WHAT YOU NEED TO DO:
Read the listing below and copy out every line that holds "this".

RECORD EXCERPTS:
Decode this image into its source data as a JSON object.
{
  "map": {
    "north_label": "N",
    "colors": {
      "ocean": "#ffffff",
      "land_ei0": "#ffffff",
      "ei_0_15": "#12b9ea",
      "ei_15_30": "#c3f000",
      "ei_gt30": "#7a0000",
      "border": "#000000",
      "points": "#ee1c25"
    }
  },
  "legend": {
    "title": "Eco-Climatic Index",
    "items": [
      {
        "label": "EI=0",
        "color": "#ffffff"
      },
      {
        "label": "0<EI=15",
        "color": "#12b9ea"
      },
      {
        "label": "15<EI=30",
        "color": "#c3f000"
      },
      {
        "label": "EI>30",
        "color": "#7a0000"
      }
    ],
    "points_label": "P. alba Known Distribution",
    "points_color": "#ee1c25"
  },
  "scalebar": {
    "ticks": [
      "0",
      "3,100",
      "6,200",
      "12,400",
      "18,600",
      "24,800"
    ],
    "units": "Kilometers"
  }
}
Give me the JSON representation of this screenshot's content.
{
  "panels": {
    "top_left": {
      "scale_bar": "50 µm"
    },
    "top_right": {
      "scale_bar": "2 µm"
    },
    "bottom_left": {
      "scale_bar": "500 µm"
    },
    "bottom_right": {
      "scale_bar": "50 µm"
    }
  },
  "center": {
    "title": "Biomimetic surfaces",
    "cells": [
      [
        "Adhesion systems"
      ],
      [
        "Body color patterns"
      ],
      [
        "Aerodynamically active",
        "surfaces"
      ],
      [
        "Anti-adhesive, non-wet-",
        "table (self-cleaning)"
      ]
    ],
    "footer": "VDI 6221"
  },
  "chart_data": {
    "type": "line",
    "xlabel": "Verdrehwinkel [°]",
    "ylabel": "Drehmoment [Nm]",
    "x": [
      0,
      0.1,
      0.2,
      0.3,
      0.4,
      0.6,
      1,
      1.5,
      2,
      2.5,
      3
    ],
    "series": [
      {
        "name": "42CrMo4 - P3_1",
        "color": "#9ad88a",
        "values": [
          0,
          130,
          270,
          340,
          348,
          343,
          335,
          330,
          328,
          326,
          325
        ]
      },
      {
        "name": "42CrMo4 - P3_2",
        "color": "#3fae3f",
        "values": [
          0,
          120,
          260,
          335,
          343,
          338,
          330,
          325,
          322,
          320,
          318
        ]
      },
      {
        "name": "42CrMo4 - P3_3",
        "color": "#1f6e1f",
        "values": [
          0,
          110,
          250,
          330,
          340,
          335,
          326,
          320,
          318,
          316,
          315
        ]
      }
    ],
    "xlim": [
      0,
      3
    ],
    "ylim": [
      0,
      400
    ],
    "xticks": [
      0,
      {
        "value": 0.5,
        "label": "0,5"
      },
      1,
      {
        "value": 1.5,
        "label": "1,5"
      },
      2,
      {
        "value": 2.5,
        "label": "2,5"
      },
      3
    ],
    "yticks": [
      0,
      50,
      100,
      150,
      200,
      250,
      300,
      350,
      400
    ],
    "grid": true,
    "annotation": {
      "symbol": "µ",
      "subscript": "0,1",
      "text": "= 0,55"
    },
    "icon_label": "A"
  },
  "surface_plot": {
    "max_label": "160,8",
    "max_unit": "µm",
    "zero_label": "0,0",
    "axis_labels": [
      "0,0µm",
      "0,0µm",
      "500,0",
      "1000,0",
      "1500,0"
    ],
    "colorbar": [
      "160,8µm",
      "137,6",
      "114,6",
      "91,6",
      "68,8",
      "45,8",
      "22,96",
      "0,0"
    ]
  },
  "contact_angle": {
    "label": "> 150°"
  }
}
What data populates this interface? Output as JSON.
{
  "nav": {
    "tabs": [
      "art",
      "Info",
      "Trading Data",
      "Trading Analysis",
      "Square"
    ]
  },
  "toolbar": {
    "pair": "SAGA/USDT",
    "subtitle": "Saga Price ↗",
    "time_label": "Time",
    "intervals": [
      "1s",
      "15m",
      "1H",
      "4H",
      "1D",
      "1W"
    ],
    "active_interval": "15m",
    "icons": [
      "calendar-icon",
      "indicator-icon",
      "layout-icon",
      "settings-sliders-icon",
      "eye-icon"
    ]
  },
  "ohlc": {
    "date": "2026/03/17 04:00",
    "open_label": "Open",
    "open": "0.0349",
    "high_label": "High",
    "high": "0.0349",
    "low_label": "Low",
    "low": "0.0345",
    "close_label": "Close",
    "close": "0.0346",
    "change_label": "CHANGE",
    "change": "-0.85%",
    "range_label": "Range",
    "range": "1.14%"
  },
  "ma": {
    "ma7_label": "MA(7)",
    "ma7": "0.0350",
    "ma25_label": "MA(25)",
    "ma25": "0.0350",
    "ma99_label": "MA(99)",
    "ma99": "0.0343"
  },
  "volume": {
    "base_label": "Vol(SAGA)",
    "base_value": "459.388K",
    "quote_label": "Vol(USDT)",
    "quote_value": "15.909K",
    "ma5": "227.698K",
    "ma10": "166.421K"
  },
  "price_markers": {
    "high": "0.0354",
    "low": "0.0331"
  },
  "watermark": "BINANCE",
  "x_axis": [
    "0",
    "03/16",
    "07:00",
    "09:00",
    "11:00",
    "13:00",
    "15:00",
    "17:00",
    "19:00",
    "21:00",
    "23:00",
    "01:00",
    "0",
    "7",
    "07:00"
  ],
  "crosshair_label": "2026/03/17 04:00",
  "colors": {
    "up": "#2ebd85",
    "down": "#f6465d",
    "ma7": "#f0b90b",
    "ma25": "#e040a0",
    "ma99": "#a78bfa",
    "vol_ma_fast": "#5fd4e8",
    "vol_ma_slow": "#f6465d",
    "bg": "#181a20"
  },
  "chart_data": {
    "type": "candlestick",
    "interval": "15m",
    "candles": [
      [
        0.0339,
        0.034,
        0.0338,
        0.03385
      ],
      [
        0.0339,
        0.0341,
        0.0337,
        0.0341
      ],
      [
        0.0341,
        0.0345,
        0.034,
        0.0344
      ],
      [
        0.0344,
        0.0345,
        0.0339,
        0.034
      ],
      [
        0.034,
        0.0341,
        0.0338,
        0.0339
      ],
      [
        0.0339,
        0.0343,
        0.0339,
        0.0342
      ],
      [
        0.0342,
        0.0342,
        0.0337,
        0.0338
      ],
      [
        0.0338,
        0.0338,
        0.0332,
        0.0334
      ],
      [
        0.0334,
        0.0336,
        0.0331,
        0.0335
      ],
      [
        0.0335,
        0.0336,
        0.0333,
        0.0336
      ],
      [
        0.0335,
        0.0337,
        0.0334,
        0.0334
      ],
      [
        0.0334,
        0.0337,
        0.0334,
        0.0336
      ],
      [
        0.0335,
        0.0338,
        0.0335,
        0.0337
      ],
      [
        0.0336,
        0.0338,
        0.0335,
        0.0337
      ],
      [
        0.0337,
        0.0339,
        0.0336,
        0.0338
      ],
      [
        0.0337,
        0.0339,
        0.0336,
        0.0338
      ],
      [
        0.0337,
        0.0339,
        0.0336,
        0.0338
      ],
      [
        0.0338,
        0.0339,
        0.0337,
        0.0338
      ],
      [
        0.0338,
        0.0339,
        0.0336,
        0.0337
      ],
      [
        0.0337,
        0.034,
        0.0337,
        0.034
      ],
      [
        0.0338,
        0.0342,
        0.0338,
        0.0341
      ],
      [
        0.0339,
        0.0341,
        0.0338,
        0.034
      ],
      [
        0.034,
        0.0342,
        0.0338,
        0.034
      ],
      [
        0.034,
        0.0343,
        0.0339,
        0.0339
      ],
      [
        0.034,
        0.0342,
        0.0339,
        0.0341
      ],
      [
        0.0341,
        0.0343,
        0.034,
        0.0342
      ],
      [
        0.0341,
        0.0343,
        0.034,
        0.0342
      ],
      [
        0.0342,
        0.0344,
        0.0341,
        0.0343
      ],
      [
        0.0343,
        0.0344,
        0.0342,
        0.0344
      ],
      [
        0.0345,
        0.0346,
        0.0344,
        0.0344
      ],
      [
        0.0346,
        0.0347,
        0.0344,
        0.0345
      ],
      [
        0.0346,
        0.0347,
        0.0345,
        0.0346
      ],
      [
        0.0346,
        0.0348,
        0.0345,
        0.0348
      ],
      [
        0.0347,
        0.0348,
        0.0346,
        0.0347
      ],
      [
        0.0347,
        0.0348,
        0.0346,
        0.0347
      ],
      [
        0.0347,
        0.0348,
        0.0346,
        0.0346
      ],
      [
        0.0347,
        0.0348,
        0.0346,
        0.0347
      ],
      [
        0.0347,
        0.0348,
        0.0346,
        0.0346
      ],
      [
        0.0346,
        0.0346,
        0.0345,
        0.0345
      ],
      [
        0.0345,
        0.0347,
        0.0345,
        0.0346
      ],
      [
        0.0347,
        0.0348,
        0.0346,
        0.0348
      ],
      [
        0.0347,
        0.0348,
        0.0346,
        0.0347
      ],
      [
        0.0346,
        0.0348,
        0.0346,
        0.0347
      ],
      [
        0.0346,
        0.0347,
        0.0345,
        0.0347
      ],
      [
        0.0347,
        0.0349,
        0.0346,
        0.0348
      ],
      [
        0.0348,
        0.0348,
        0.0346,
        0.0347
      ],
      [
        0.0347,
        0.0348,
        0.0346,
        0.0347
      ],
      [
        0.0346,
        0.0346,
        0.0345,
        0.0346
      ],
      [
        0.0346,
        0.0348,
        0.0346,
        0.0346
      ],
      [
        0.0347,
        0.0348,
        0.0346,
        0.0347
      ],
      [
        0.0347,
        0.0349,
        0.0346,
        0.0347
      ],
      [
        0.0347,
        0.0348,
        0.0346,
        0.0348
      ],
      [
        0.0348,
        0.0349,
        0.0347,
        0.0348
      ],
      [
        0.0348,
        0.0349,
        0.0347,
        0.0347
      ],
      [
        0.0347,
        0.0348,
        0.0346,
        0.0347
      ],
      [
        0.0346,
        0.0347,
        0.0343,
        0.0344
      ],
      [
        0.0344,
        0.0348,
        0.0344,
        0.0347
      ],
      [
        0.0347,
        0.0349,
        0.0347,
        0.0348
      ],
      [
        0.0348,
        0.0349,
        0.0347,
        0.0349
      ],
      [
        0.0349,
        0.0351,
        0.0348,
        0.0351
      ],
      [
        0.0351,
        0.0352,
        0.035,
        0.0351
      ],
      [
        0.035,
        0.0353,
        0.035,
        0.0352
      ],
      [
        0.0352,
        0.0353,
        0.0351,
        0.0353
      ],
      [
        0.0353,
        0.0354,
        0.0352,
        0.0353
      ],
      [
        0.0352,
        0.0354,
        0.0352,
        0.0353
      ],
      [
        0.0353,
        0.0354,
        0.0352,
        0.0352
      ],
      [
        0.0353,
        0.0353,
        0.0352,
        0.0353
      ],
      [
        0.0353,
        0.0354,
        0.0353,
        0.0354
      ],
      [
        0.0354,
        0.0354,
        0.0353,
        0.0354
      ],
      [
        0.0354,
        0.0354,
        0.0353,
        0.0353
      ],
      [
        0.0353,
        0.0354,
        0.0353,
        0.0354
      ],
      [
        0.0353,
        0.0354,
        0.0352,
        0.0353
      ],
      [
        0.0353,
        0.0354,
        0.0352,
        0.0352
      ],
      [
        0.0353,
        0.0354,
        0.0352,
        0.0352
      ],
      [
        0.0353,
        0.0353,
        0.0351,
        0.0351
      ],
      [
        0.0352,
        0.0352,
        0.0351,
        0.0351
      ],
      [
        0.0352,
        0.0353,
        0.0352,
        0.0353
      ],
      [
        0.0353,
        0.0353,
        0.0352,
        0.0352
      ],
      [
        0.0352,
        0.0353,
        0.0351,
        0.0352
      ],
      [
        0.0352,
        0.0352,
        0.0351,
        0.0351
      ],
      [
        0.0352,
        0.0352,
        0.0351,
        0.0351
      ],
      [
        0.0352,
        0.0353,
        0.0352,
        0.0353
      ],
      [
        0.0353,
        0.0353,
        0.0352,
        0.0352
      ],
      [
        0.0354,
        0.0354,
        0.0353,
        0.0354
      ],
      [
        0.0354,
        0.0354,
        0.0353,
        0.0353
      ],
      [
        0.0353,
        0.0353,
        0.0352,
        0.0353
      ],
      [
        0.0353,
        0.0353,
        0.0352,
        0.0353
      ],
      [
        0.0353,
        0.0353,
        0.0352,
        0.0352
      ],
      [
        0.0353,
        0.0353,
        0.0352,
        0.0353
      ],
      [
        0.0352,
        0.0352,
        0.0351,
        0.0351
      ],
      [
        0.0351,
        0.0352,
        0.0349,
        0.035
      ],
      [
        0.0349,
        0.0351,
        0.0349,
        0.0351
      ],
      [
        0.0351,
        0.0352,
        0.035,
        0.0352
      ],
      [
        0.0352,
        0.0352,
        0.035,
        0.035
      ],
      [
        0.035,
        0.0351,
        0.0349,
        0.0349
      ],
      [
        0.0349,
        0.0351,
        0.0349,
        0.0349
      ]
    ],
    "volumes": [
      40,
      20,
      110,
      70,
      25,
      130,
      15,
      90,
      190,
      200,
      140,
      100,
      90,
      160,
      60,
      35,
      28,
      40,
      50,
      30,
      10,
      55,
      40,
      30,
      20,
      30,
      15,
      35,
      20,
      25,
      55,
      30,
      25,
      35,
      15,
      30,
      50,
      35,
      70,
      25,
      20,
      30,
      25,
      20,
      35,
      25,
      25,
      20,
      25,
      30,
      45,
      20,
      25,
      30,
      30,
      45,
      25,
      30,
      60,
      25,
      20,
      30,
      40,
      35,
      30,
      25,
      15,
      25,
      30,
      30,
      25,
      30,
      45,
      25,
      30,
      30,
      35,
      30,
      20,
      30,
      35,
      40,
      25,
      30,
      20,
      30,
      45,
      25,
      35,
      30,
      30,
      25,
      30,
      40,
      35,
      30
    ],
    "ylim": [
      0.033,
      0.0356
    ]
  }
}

IN RESPONSE:
Decode this image into its source data as a JSON object.
Give me the JSON representation of this screenshot's content.
What data populates this interface? Output as JSON.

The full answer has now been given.